* START *
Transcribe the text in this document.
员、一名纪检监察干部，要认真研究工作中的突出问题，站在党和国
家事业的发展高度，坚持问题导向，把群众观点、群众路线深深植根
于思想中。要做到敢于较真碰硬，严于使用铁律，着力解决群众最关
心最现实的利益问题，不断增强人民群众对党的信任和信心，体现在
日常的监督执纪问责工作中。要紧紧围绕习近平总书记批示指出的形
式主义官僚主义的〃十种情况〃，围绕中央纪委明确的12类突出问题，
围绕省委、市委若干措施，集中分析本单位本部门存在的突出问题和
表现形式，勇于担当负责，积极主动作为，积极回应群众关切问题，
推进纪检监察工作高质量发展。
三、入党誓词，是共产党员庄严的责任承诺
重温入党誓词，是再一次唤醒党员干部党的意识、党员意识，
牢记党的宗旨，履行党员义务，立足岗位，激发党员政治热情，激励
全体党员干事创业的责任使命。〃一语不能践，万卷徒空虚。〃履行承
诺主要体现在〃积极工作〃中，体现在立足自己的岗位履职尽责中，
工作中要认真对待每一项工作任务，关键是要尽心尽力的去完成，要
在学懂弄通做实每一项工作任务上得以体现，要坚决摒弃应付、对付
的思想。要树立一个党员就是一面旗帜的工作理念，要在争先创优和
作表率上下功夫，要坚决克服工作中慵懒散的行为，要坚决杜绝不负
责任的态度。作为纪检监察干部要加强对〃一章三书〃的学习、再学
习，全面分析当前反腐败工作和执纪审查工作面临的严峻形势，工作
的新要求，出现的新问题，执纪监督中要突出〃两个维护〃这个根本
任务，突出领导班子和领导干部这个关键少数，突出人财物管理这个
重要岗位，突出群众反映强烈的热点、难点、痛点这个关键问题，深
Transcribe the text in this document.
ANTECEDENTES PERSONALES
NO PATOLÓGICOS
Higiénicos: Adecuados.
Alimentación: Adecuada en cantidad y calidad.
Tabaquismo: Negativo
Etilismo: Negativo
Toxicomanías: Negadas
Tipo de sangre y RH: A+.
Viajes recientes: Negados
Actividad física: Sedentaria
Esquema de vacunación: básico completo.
* END *
> EXERCISE PROMPT:
Recopy all the lines exactly as they appear.

> RESPONSE TO THE EXERCISE:
Transcribe the text in this document.
员、一名纪检监察干部，要认真研究工作中的突出问题，站在党和国
家事业的发展高度，坚持问题导向，把群众观点、群众路线深深植根
于思想中。要做到敢于较真碰硬，严于使用铁律，着力解决群众最关
心最现实的利益问题，不断增强人民群众对党的信任和信心，体现在
日常的监督执纪问责工作中。要紧紧围绕习近平总书记批示指出的形
式主义官僚主义的〃十种情况〃，围绕中央纪委明确的12类突出问题，
围绕省委、市委若干措施，集中分析本单位本部门存在的突出问题和
表现形式，勇于担当负责，积极主动作为，积极回应群众关切问题，
推进纪检监察工作高质量发展。
三、入党誓词，是共产党员庄严的责任承诺
重温入党誓词，是再一次唤醒党员干部党的意识、党员意识，
牢记党的宗旨，履行党员义务，立足岗位，激发党员政治热情，激励
全体党员干事创业的责任使命。〃一语不能践，万卷徒空虚。〃履行承
诺主要体现在〃积极工作〃中，体现在立足自己的岗位履职尽责中，
工作中要认真对待每一项工作任务，关键是要尽心尽力的去完成，要
在学懂弄通做实每一项工作任务上得以体现，要坚决摒弃应付、对付
的思想。要树立一个党员就是一面旗帜的工作理念，要在争先创优和
作表率上下功夫，要坚决克服工作中慵懒散的行为，要坚决杜绝不负
责任的态度。作为纪检监察干部要加强对〃一章三书〃的学习、再学
习，全面分析当前反腐败工作和执纪审查工作面临的严峻形势，工作
的新要求，出现的新问题，执纪监督中要突出〃两个维护〃这个根本
任务，突出领导班子和领导干部这个关键少数，突出人财物管理这个
重要岗位，突出群众反映强烈的热点、难点、痛点这个关键问题，深
Transcribe the text in this document.
ANTECEDENTES PERSONALES
NO PATOLÓGICOS
Higiénicos: Adecuados.
Alimentación: Adecuada en cantidad y calidad.
Tabaquismo: Negativo
Etilismo: Negativo
Toxicomanías: Negadas
Tipo de sangre y RH: A+.
Viajes recientes: Negados
Actividad física: Sedentaria
Esquema de vacunación: básico completo.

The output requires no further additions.